[Collected data]
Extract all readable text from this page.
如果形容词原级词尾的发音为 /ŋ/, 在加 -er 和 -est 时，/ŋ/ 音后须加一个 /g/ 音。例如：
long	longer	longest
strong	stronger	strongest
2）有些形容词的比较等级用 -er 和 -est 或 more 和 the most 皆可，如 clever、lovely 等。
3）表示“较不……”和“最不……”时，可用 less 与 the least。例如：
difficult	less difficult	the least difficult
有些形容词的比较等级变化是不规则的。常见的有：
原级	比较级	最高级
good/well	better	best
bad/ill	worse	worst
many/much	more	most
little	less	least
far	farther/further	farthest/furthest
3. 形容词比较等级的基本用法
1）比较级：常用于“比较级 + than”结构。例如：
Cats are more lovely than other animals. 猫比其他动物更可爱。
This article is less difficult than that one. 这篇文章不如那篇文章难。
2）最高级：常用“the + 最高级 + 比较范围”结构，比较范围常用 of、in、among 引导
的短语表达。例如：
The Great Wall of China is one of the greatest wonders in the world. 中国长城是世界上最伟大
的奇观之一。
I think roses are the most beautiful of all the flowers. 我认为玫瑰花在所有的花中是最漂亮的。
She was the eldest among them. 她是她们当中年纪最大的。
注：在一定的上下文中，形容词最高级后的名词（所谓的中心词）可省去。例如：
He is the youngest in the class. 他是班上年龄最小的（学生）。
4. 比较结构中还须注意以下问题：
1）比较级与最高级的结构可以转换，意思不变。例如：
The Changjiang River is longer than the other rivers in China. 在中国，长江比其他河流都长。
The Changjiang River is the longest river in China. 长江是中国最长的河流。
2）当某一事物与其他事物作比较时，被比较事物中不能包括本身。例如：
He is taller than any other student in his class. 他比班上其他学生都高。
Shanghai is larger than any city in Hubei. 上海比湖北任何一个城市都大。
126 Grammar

What is needed: Repeat all of the records above exactly as they appear.

The completed task:
Extract all readable text from this page.
如果形容词原级词尾的发音为 /ŋ/, 在加 -er 和 -est 时，/ŋ/ 音后须加一个 /g/ 音。例如：
long	longer	longest
strong	stronger	strongest
2）有些形容词的比较等级用 -er 和 -est 或 more 和 the most 皆可，如 clever、lovely 等。
3）表示“较不……”和“最不……”时，可用 less 与 the least。例如：
difficult	less difficult	the least difficult
有些形容词的比较等级变化是不规则的。常见的有：
原级	比较级	最高级
good/well	better	best
bad/ill	worse	worst
many/much	more	most
little	less	least
far	farther/further	farthest/furthest
3. 形容词比较等级的基本用法
1）比较级：常用于“比较级 + than”结构。例如：
Cats are more lovely than other animals. 猫比其他动物更可爱。
This article is less difficult than that one. 这篇文章不如那篇文章难。
2）最高级：常用“the + 最高级 + 比较范围”结构，比较范围常用 of、in、among 引导
的短语表达。例如：
The Great Wall of China is one of the greatest wonders in the world. 中国长城是世界上最伟大
的奇观之一。
I think roses are the most beautiful of all the flowers. 我认为玫瑰花在所有的花中是最漂亮的。
She was the eldest among them. 她是她们当中年纪最大的。
注：在一定的上下文中，形容词最高级后的名词（所谓的中心词）可省去。例如：
He is the youngest in the class. 他是班上年龄最小的（学生）。
4. 比较结构中还须注意以下问题：
1）比较级与最高级的结构可以转换，意思不变。例如：
The Changjiang River is longer than the other rivers in China. 在中国，长江比其他河流都长。
The Changjiang River is the longest river in China. 长江是中国最长的河流。
2）当某一事物与其他事物作比较时，被比较事物中不能包括本身。例如：
He is taller than any other student in his class. 他比班上其他学生都高。
Shanghai is larger than any city in Hubei. 上海比湖北任何一个城市都大。
126 Grammar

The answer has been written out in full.